- **Your goal**:
Transcribe all of the material below character for character, omitting the pictures.

Dataset entries:
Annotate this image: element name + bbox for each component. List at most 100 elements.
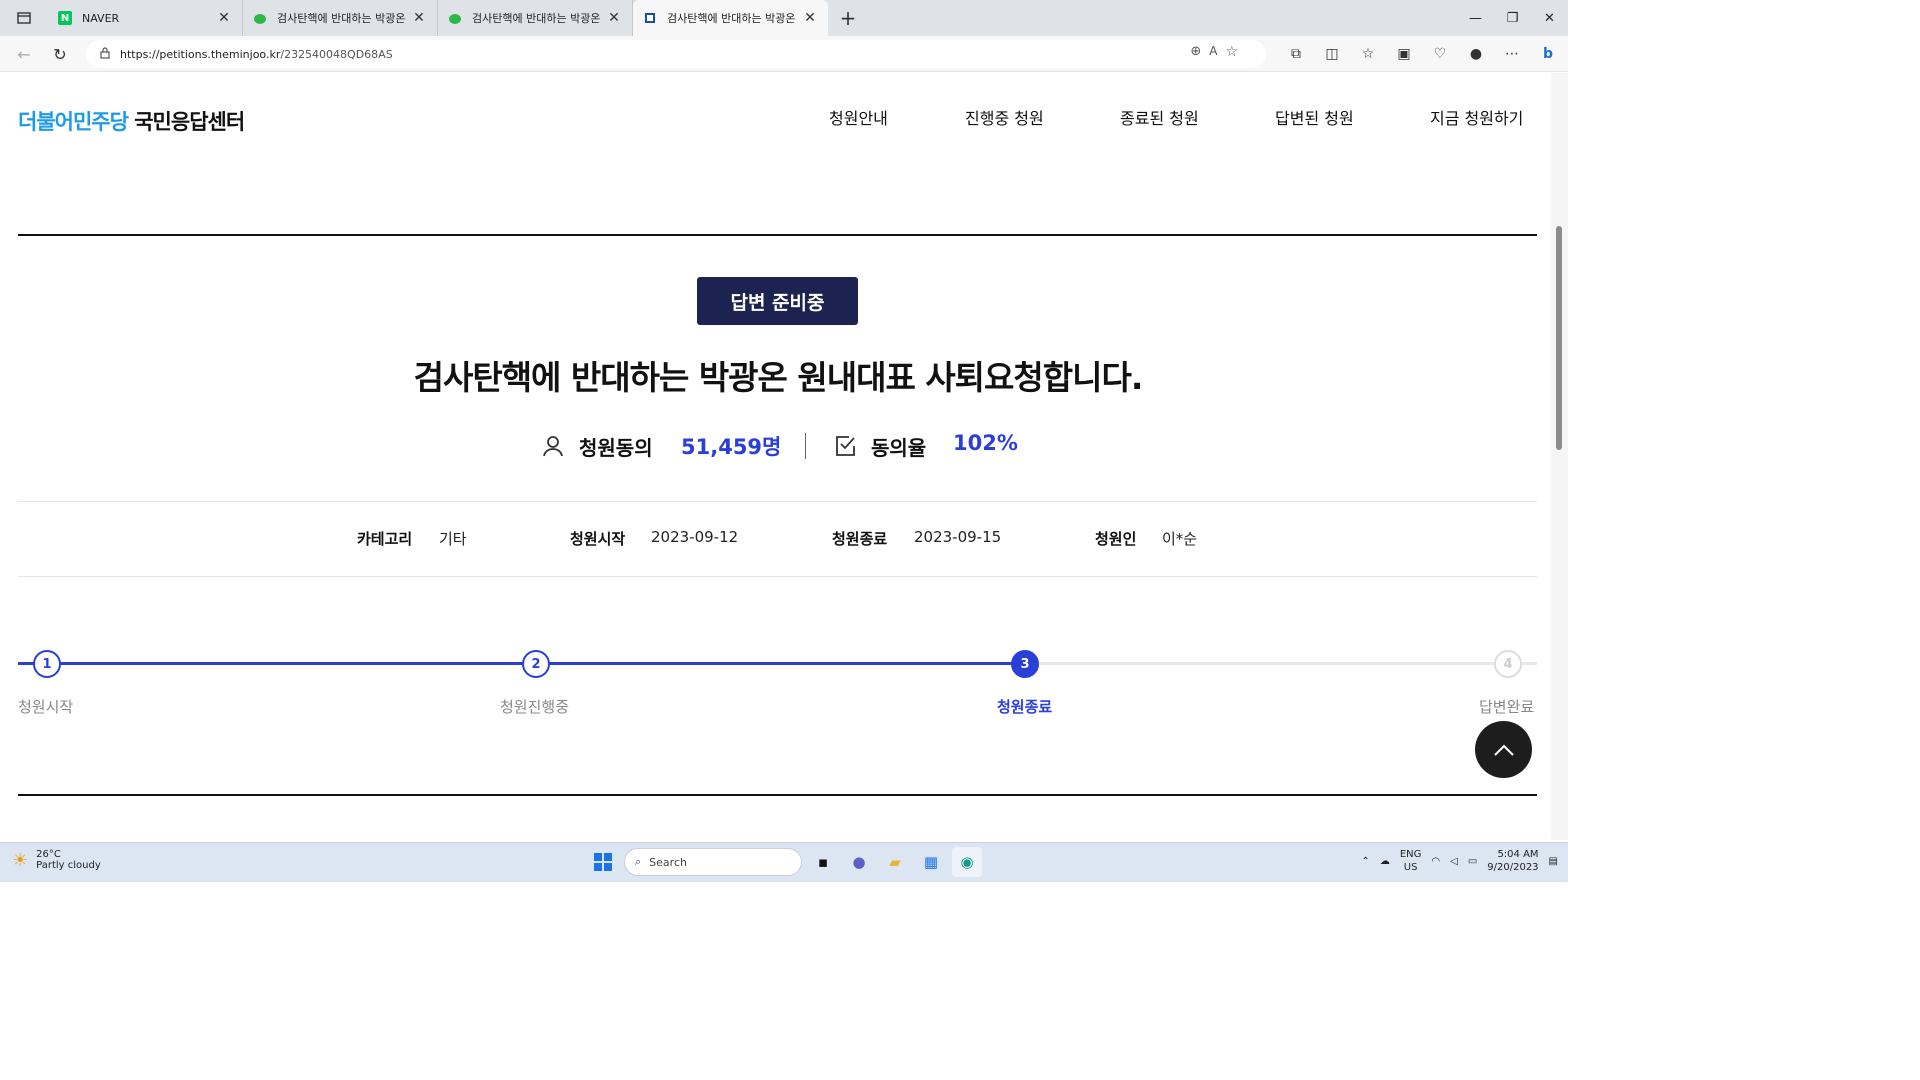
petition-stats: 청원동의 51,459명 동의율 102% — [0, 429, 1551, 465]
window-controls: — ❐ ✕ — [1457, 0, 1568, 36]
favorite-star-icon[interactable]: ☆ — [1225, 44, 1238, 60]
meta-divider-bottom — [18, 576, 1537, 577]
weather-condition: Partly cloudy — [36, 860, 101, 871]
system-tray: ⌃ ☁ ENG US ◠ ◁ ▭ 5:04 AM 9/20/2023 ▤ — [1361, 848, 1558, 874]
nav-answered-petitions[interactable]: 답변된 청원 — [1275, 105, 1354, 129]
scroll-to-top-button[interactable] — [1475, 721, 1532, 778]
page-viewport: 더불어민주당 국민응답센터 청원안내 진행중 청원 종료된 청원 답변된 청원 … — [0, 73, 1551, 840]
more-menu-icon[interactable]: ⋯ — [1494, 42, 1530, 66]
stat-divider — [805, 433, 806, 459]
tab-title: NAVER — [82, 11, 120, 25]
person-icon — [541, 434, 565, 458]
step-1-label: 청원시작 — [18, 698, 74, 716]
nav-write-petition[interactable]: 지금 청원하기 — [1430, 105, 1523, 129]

- **The completed task**:
Annotate this image: element name + bbox for each component. List at most 100 elements.
petition-stats: 청원동의 51,459명 동의율 102% — [0, 429, 1551, 465]
window-controls: — ❐ ✕ — [1457, 0, 1568, 36]
favorite-star-icon[interactable]: ☆ — [1225, 44, 1238, 60]
meta-divider-bottom — [18, 576, 1537, 577]
weather-condition: Partly cloudy — [36, 860, 101, 871]
system-tray: ⌃ ☁ ENG US ◠ ◁ ▭ 5:04 AM 9/20/2023 ▤ — [1361, 848, 1558, 874]
nav-answered-petitions[interactable]: 답변된 청원 — [1275, 105, 1354, 129]
scroll-to-top-button[interactable] — [1475, 721, 1532, 778]
page-viewport: 더불어민주당 국민응답센터 청원안내 진행중 청원 종료된 청원 답변된 청원 … — [0, 73, 1551, 840]
more-menu-icon[interactable]: ⋯ — [1494, 42, 1530, 66]
stat-divider — [805, 433, 806, 459]
tab-title: NAVER — [82, 11, 120, 25]
person-icon — [541, 434, 565, 458]
step-1-label: 청원시작 — [18, 698, 74, 716]
nav-write-petition[interactable]: 지금 청원하기 — [1430, 105, 1523, 129]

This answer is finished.